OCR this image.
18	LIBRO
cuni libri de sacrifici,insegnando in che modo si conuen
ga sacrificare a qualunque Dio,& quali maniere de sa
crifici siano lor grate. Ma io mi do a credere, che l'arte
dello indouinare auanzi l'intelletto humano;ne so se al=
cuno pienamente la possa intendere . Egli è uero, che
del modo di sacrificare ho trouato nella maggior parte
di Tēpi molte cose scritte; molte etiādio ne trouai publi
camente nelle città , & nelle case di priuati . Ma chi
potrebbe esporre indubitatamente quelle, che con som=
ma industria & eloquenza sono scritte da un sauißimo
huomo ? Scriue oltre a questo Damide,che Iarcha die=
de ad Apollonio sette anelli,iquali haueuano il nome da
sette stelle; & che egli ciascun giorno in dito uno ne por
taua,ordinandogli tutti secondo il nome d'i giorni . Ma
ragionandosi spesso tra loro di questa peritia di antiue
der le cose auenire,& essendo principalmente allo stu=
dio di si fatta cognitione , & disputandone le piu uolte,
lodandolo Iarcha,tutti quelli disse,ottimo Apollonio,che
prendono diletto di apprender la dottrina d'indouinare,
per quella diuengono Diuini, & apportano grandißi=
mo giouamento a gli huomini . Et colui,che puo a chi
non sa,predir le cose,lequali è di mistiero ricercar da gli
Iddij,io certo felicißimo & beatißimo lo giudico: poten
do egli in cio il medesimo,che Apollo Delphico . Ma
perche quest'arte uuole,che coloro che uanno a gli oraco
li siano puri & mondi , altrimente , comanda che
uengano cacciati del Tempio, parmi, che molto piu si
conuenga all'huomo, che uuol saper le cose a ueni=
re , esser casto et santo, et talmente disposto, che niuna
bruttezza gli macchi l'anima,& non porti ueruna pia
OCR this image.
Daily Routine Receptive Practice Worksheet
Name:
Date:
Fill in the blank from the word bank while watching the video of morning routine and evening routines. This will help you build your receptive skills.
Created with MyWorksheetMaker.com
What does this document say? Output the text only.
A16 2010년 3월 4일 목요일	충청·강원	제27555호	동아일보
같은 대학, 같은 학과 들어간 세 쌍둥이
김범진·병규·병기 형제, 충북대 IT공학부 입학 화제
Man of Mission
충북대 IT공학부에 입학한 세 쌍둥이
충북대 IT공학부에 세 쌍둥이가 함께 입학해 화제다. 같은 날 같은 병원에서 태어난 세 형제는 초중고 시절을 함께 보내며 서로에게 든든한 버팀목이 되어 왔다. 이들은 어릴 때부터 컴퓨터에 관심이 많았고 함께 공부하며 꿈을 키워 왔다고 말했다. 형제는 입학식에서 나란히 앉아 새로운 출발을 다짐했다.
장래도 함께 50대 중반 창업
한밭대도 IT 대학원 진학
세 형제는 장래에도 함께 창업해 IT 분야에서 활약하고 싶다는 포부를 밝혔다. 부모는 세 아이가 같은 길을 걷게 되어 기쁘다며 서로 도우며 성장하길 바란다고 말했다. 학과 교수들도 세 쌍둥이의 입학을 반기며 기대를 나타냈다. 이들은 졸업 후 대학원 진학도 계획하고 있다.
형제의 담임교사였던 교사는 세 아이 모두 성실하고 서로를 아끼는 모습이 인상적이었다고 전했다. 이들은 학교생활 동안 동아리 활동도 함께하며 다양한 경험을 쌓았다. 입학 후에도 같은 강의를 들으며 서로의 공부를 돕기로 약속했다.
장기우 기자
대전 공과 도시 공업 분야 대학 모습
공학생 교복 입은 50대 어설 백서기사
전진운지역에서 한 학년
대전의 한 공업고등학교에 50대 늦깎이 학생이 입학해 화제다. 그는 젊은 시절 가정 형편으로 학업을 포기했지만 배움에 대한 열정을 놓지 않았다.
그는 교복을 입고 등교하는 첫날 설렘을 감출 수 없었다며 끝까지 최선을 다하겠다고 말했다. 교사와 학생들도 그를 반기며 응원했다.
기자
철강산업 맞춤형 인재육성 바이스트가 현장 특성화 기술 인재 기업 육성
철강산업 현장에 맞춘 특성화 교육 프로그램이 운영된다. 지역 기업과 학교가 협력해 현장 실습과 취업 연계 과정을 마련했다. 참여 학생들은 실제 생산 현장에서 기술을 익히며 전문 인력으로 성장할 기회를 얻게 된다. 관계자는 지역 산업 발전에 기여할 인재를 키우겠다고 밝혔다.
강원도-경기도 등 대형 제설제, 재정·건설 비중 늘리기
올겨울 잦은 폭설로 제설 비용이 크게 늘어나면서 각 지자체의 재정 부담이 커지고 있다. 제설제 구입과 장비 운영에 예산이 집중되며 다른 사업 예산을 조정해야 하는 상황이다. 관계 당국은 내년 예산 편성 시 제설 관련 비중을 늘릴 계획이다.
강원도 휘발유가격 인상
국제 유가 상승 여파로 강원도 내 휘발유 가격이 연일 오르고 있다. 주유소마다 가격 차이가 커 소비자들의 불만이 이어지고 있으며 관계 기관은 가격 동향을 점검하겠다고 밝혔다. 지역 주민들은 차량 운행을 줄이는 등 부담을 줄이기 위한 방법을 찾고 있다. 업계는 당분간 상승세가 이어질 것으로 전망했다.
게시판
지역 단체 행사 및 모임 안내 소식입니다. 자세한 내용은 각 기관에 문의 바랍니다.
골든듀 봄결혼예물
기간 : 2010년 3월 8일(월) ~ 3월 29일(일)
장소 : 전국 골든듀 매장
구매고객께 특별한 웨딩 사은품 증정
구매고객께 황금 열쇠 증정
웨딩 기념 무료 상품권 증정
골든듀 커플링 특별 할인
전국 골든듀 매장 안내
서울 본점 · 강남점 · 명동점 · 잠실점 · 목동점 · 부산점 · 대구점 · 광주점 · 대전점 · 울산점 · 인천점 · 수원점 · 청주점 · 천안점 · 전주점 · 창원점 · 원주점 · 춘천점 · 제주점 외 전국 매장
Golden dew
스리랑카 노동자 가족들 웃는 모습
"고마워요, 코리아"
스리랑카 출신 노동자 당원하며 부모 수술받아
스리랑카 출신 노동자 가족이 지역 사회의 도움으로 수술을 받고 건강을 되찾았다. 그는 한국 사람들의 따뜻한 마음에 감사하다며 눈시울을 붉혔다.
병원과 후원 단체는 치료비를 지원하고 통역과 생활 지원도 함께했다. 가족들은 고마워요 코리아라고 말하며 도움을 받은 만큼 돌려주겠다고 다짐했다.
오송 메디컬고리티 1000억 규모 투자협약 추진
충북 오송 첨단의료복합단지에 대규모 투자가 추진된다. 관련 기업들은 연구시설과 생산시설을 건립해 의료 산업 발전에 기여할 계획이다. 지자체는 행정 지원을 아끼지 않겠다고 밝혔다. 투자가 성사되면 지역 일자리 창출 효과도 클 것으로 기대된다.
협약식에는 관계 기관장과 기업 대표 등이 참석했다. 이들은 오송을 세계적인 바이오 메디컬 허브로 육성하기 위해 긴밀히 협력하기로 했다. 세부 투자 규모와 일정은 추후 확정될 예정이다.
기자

■ EXERCISE AIM
Write out the entries in full, exactly as given.

■ ANSWER BELOW
OCR this image.
18	LIBRO
cuni libri de sacrifici,insegnando in che modo si conuen
ga sacrificare a qualunque Dio,& quali maniere de sa
crifici siano lor grate. Ma io mi do a credere, che l'arte
dello indouinare auanzi l'intelletto humano;ne so se al=
cuno pienamente la possa intendere . Egli è uero, che
del modo di sacrificare ho trouato nella maggior parte
di Tēpi molte cose scritte; molte etiādio ne trouai publi
camente nelle città , & nelle case di priuati . Ma chi
potrebbe esporre indubitatamente quelle, che con som=
ma industria & eloquenza sono scritte da un sauißimo
huomo ? Scriue oltre a questo Damide,che Iarcha die=
de ad Apollonio sette anelli,iquali haueuano il nome da
sette stelle; & che egli ciascun giorno in dito uno ne por
taua,ordinandogli tutti secondo il nome d'i giorni . Ma
ragionandosi spesso tra loro di questa peritia di antiue
der le cose auenire,& essendo principalmente allo stu=
dio di si fatta cognitione , & disputandone le piu uolte,
lodandolo Iarcha,tutti quelli disse,ottimo Apollonio,che
prendono diletto di apprender la dottrina d'indouinare,
per quella diuengono Diuini, & apportano grandißi=
mo giouamento a gli huomini . Et colui,che puo a chi
non sa,predir le cose,lequali è di mistiero ricercar da gli
Iddij,io certo felicißimo & beatißimo lo giudico: poten
do egli in cio il medesimo,che Apollo Delphico . Ma
perche quest'arte uuole,che coloro che uanno a gli oraco
li siano puri & mondi , altrimente , comanda che
uengano cacciati del Tempio, parmi, che molto piu si
conuenga all'huomo, che uuol saper le cose a ueni=
re , esser casto et santo, et talmente disposto, che niuna
bruttezza gli macchi l'anima,& non porti ueruna pia
OCR this image.
Daily Routine Receptive Practice Worksheet
Name:
Date:
Fill in the blank from the word bank while watching the video of morning routine and evening routines. This will help you build your receptive skills.
Created with MyWorksheetMaker.com
What does this document say? Output the text only.
A16 2010년 3월 4일 목요일	충청·강원	제27555호	동아일보
같은 대학, 같은 학과 들어간 세 쌍둥이
김범진·병규·병기 형제, 충북대 IT공학부 입학 화제
Man of Mission
충북대 IT공학부에 입학한 세 쌍둥이
충북대 IT공학부에 세 쌍둥이가 함께 입학해 화제다. 같은 날 같은 병원에서 태어난 세 형제는 초중고 시절을 함께 보내며 서로에게 든든한 버팀목이 되어 왔다. 이들은 어릴 때부터 컴퓨터에 관심이 많았고 함께 공부하며 꿈을 키워 왔다고 말했다. 형제는 입학식에서 나란히 앉아 새로운 출발을 다짐했다.
장래도 함께 50대 중반 창업
한밭대도 IT 대학원 진학
세 형제는 장래에도 함께 창업해 IT 분야에서 활약하고 싶다는 포부를 밝혔다. 부모는 세 아이가 같은 길을 걷게 되어 기쁘다며 서로 도우며 성장하길 바란다고 말했다. 학과 교수들도 세 쌍둥이의 입학을 반기며 기대를 나타냈다. 이들은 졸업 후 대학원 진학도 계획하고 있다.
형제의 담임교사였던 교사는 세 아이 모두 성실하고 서로를 아끼는 모습이 인상적이었다고 전했다. 이들은 학교생활 동안 동아리 활동도 함께하며 다양한 경험을 쌓았다. 입학 후에도 같은 강의를 들으며 서로의 공부를 돕기로 약속했다.
장기우 기자
대전 공과 도시 공업 분야 대학 모습
공학생 교복 입은 50대 어설 백서기사
전진운지역에서 한 학년
대전의 한 공업고등학교에 50대 늦깎이 학생이 입학해 화제다. 그는 젊은 시절 가정 형편으로 학업을 포기했지만 배움에 대한 열정을 놓지 않았다.
그는 교복을 입고 등교하는 첫날 설렘을 감출 수 없었다며 끝까지 최선을 다하겠다고 말했다. 교사와 학생들도 그를 반기며 응원했다.
기자
철강산업 맞춤형 인재육성 바이스트가 현장 특성화 기술 인재 기업 육성
철강산업 현장에 맞춘 특성화 교육 프로그램이 운영된다. 지역 기업과 학교가 협력해 현장 실습과 취업 연계 과정을 마련했다. 참여 학생들은 실제 생산 현장에서 기술을 익히며 전문 인력으로 성장할 기회를 얻게 된다. 관계자는 지역 산업 발전에 기여할 인재를 키우겠다고 밝혔다.
강원도-경기도 등 대형 제설제, 재정·건설 비중 늘리기
올겨울 잦은 폭설로 제설 비용이 크게 늘어나면서 각 지자체의 재정 부담이 커지고 있다. 제설제 구입과 장비 운영에 예산이 집중되며 다른 사업 예산을 조정해야 하는 상황이다. 관계 당국은 내년 예산 편성 시 제설 관련 비중을 늘릴 계획이다.
강원도 휘발유가격 인상
국제 유가 상승 여파로 강원도 내 휘발유 가격이 연일 오르고 있다. 주유소마다 가격 차이가 커 소비자들의 불만이 이어지고 있으며 관계 기관은 가격 동향을 점검하겠다고 밝혔다. 지역 주민들은 차량 운행을 줄이는 등 부담을 줄이기 위한 방법을 찾고 있다. 업계는 당분간 상승세가 이어질 것으로 전망했다.
게시판
지역 단체 행사 및 모임 안내 소식입니다. 자세한 내용은 각 기관에 문의 바랍니다.
골든듀 봄결혼예물
기간 : 2010년 3월 8일(월) ~ 3월 29일(일)
장소 : 전국 골든듀 매장
구매고객께 특별한 웨딩 사은품 증정
구매고객께 황금 열쇠 증정
웨딩 기념 무료 상품권 증정
골든듀 커플링 특별 할인
전국 골든듀 매장 안내
서울 본점 · 강남점 · 명동점 · 잠실점 · 목동점 · 부산점 · 대구점 · 광주점 · 대전점 · 울산점 · 인천점 · 수원점 · 청주점 · 천안점 · 전주점 · 창원점 · 원주점 · 춘천점 · 제주점 외 전국 매장
Golden dew
스리랑카 노동자 가족들 웃는 모습
"고마워요, 코리아"
스리랑카 출신 노동자 당원하며 부모 수술받아
스리랑카 출신 노동자 가족이 지역 사회의 도움으로 수술을 받고 건강을 되찾았다. 그는 한국 사람들의 따뜻한 마음에 감사하다며 눈시울을 붉혔다.
병원과 후원 단체는 치료비를 지원하고 통역과 생활 지원도 함께했다. 가족들은 고마워요 코리아라고 말하며 도움을 받은 만큼 돌려주겠다고 다짐했다.
오송 메디컬고리티 1000억 규모 투자협약 추진
충북 오송 첨단의료복합단지에 대규모 투자가 추진된다. 관련 기업들은 연구시설과 생산시설을 건립해 의료 산업 발전에 기여할 계획이다. 지자체는 행정 지원을 아끼지 않겠다고 밝혔다. 투자가 성사되면 지역 일자리 창출 효과도 클 것으로 기대된다.
협약식에는 관계 기관장과 기업 대표 등이 참석했다. 이들은 오송을 세계적인 바이오 메디컬 허브로 육성하기 위해 긴밀히 협력하기로 했다. 세부 투자 규모와 일정은 추후 확정될 예정이다.
기자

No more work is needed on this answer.